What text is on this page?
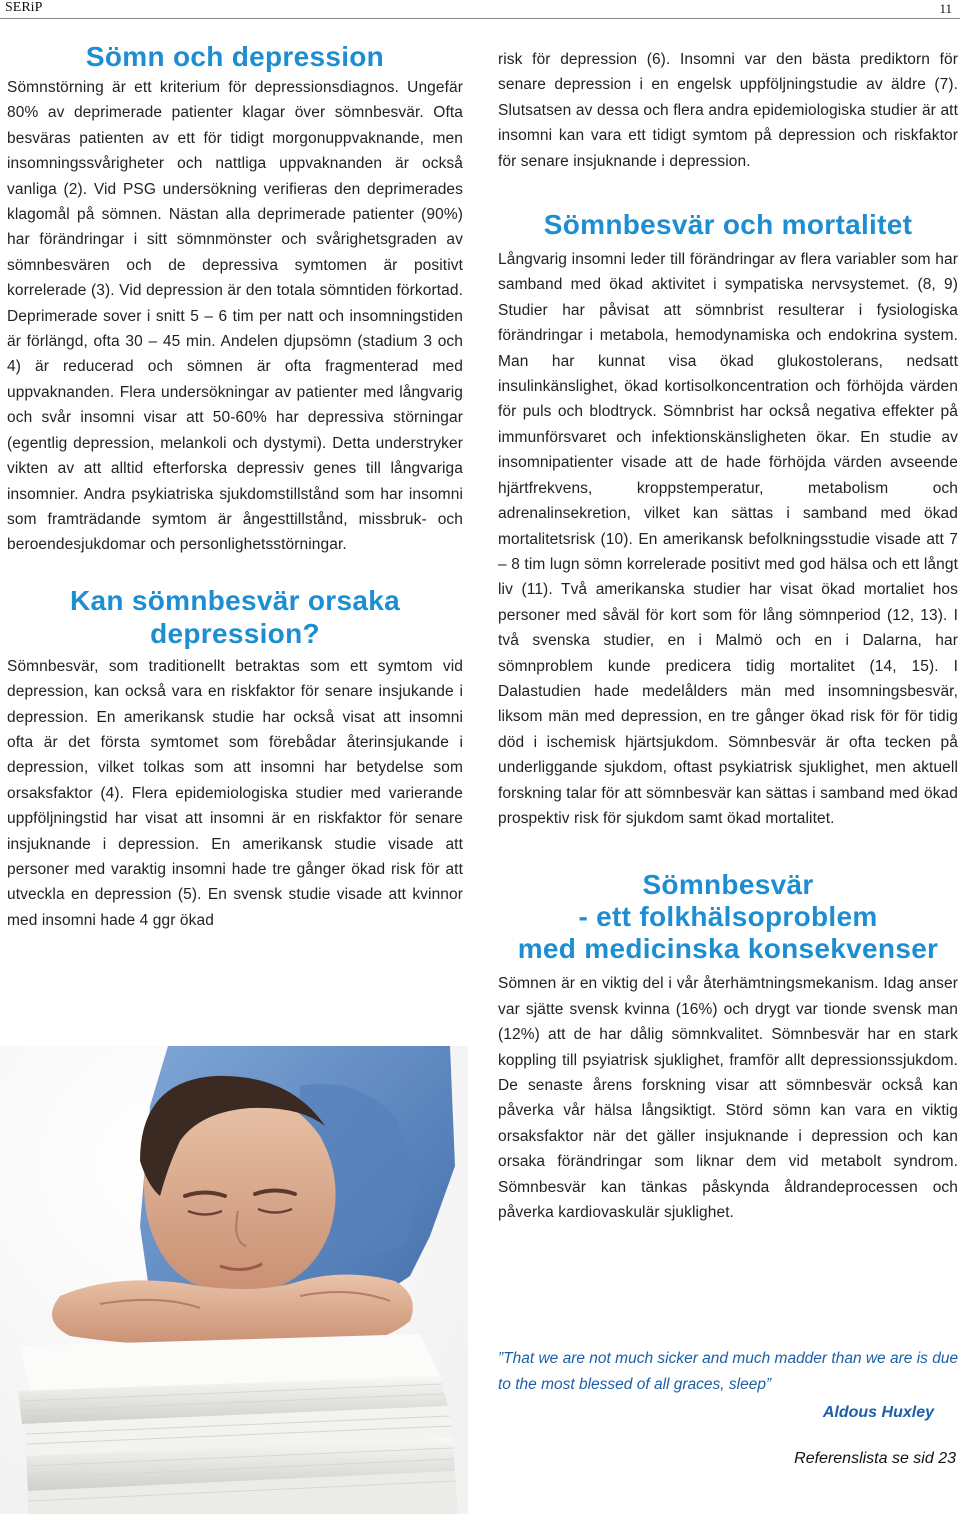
SERiP	11
Sömn och depression

Sömnstörning är ett kriterium för depressionsdiagnos. Ungefär 80% av deprimerade patienter klagar över sömnbesvär. Ofta besväras patienten av ett för tidigt morgonuppvaknande, men insomningssvårigheter och nattliga uppvaknanden är också vanliga (2). Vid PSG undersökning verifieras den deprimerades klagomål på sömnen. Nästan alla deprimerade patienter (90%) har förändringar i sitt sömnmönster och svårighetsgraden av sömnbesvären och de depressiva symtomen är positivt korrelerade (3). Vid depression är den totala sömntiden förkortad. Deprimerade sover i snitt 5 – 6 tim per natt och insomningstiden är förlängd, ofta 30 – 45 min. Andelen djupsömn (stadium 3 och 4) är reducerad och sömnen är ofta fragmenterad med uppvaknanden. Flera undersökningar av patienter med långvarig och svår insomni visar att 50-60% har depressiva störningar (egentlig depression, melankoli och dystymi). Detta understryker vikten av att alltid efterforska depressiv genes till långvariga insomnier. Andra psykiatriska sjukdomstillstånd som har insomni som framträdande symtom är ångesttillstånd, missbruk- och beroendesjukdomar och personlighetsstörningar.

Kan sömnbesvär orsaka depression?

Sömnbesvär, som traditionellt betraktas som ett symtom vid depression, kan också vara en riskfaktor för senare insjukande i depression. En amerikansk studie har också visat att insomni ofta är det första symtomet som förebådar återinsjukande i depression, vilket tolkas som att insomni har betydelse som orsaksfaktor (4). Flera epidemiologiska studier med varierande uppföljningstid har visat att insomni är en riskfaktor för senare insjuknande i depression. En amerikansk studie visade att personer med varaktig insomni hade tre gånger ökad risk för att utveckla en depression (5). En svensk studie visade att kvinnor med insomni hade 4 ggr ökad

risk för depression (6). Insomni var den bästa prediktorn för senare depression i en engelsk uppföljningstudie av äldre (7). Slutsatsen av dessa och flera andra epidemiologiska studier är att insomni kan vara ett tidigt symtom på depression och riskfaktor för senare insjuknande i depression.

Sömnbesvär och mortalitet

Långvarig insomni leder till förändringar av flera variabler som har samband med ökad aktivitet i sympatiska nervsystemet. (8, 9) Studier har påvisat att sömnbrist resulterar i fysiologiska förändringar i metabola, hemodynamiska och endokrina system. Man har kunnat visa ökad glukostolerans, nedsatt insulinkänslighet, ökad kortisolkoncentration och förhöjda värden för puls och blodtryck. Sömnbrist har också negativa effekter på immunförsvaret och infektionskänsligheten ökar. En studie av insomnipatienter visade att de hade förhöjda värden avseende hjärtfrekvens, kroppstemperatur, metabolism och adrenalinsekretion, vilket kan sättas i samband med ökad mortalitetsrisk (10). En amerikansk befolkningsstudie visade att 7 – 8 tim lugn sömn korrelerade positivt med god hälsa och ett långt liv (11). Två amerikanska studier har visat ökad mortaliet hos personer med såväl för kort som för lång sömnperiod (12, 13). I två svenska studier, en i Malmö och en i Dalarna, har sömnproblem kunde predicera tidig mortalitet (14, 15). I Dalastudien hade medelålders män med insomningsbesvär, liksom män med depression, en tre gånger ökad risk för för tidig död i ischemisk hjärtsjukdom. Sömnbesvär är ofta tecken på underliggande sjukdom, oftast psykiatrisk sjuklighet, men aktuell forskning talar för att sömnbesvär kan sättas i samband med ökad prospektiv risk för sjukdom samt ökad mortalitet.

Sömnbesvär
- ett folkhälsoproblem
med medicinska konsekvenser

Sömnen är en viktig del i vår återhämtningsmekanism. Idag anser var sjätte svensk kvinna (16%) och drygt var tionde svensk man (12%) att de har dålig sömnkvalitet. Sömnbesvär har en stark koppling till psyiatrisk sjuklighet, framför allt depressionssjukdom. De senaste årens forskning visar att sömnbesvär också kan påverka vår hälsa långsiktigt. Störd sömn kan vara en viktig orsaksfaktor när det gäller insjuknande i depression och kan orsaka förändringar som liknar dem vid metabolt syndrom. Sömnbesvär kan tänkas påskynda åldrandeprocessen och påverka kardiovaskulär sjuklighet.

”That we are not much sicker and much madder than we are is due to the most blessed of all graces, sleep”

Aldous Huxley

Referenslista se sid 23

● ● ●

**Description of the task:**
Without including any picture, print all of the entries above exactly.

**Result below:**
What text is on this page?
SERiP	11
Sömn och depression

Sömnstörning är ett kriterium för depressionsdiagnos. Ungefär 80% av deprimerade patienter klagar över sömnbesvär. Ofta besväras patienten av ett för tidigt morgonuppvaknande, men insomningssvårigheter och nattliga uppvaknanden är också vanliga (2). Vid PSG undersökning verifieras den deprimerades klagomål på sömnen. Nästan alla deprimerade patienter (90%) har förändringar i sitt sömnmönster och svårighetsgraden av sömnbesvären och de depressiva symtomen är positivt korrelerade (3). Vid depression är den totala sömntiden förkortad. Deprimerade sover i snitt 5 – 6 tim per natt och insomningstiden är förlängd, ofta 30 – 45 min. Andelen djupsömn (stadium 3 och 4) är reducerad och sömnen är ofta fragmenterad med uppvaknanden. Flera undersökningar av patienter med långvarig och svår insomni visar att 50-60% har depressiva störningar (egentlig depression, melankoli och dystymi). Detta understryker vikten av att alltid efterforska depressiv genes till långvariga insomnier. Andra psykiatriska sjukdomstillstånd som har insomni som framträdande symtom är ångesttillstånd, missbruk- och beroendesjukdomar och personlighetsstörningar.

Kan sömnbesvär orsaka depression?

Sömnbesvär, som traditionellt betraktas som ett symtom vid depression, kan också vara en riskfaktor för senare insjukande i depression. En amerikansk studie har också visat att insomni ofta är det första symtomet som förebådar återinsjukande i depression, vilket tolkas som att insomni har betydelse som orsaksfaktor (4). Flera epidemiologiska studier med varierande uppföljningstid har visat att insomni är en riskfaktor för senare insjuknande i depression. En amerikansk studie visade att personer med varaktig insomni hade tre gånger ökad risk för att utveckla en depression (5). En svensk studie visade att kvinnor med insomni hade 4 ggr ökad

risk för depression (6). Insomni var den bästa prediktorn för senare depression i en engelsk uppföljningstudie av äldre (7). Slutsatsen av dessa och flera andra epidemiologiska studier är att insomni kan vara ett tidigt symtom på depression och riskfaktor för senare insjuknande i depression.

Sömnbesvär och mortalitet

Långvarig insomni leder till förändringar av flera variabler som har samband med ökad aktivitet i sympatiska nervsystemet. (8, 9) Studier har påvisat att sömnbrist resulterar i fysiologiska förändringar i metabola, hemodynamiska och endokrina system. Man har kunnat visa ökad glukostolerans, nedsatt insulinkänslighet, ökad kortisolkoncentration och förhöjda värden för puls och blodtryck. Sömnbrist har också negativa effekter på immunförsvaret och infektionskänsligheten ökar. En studie av insomnipatienter visade att de hade förhöjda värden avseende hjärtfrekvens, kroppstemperatur, metabolism och adrenalinsekretion, vilket kan sättas i samband med ökad mortalitetsrisk (10). En amerikansk befolkningsstudie visade att 7 – 8 tim lugn sömn korrelerade positivt med god hälsa och ett långt liv (11). Två amerikanska studier har visat ökad mortaliet hos personer med såväl för kort som för lång sömnperiod (12, 13). I två svenska studier, en i Malmö och en i Dalarna, har sömnproblem kunde predicera tidig mortalitet (14, 15). I Dalastudien hade medelålders män med insomningsbesvär, liksom män med depression, en tre gånger ökad risk för för tidig död i ischemisk hjärtsjukdom. Sömnbesvär är ofta tecken på underliggande sjukdom, oftast psykiatrisk sjuklighet, men aktuell forskning talar för att sömnbesvär kan sättas i samband med ökad prospektiv risk för sjukdom samt ökad mortalitet.

Sömnbesvär
- ett folkhälsoproblem
med medicinska konsekvenser

Sömnen är en viktig del i vår återhämtningsmekanism. Idag anser var sjätte svensk kvinna (16%) och drygt var tionde svensk man (12%) att de har dålig sömnkvalitet. Sömnbesvär har en stark koppling till psyiatrisk sjuklighet, framför allt depressionssjukdom. De senaste årens forskning visar att sömnbesvär också kan påverka vår hälsa långsiktigt. Störd sömn kan vara en viktig orsaksfaktor när det gäller insjuknande i depression och kan orsaka förändringar som liknar dem vid metabolt syndrom. Sömnbesvär kan tänkas påskynda åldrandeprocessen och påverka kardiovaskulär sjuklighet.

”That we are not much sicker and much madder than we are is due to the most blessed of all graces, sleep”

Aldous Huxley

Referenslista se sid 23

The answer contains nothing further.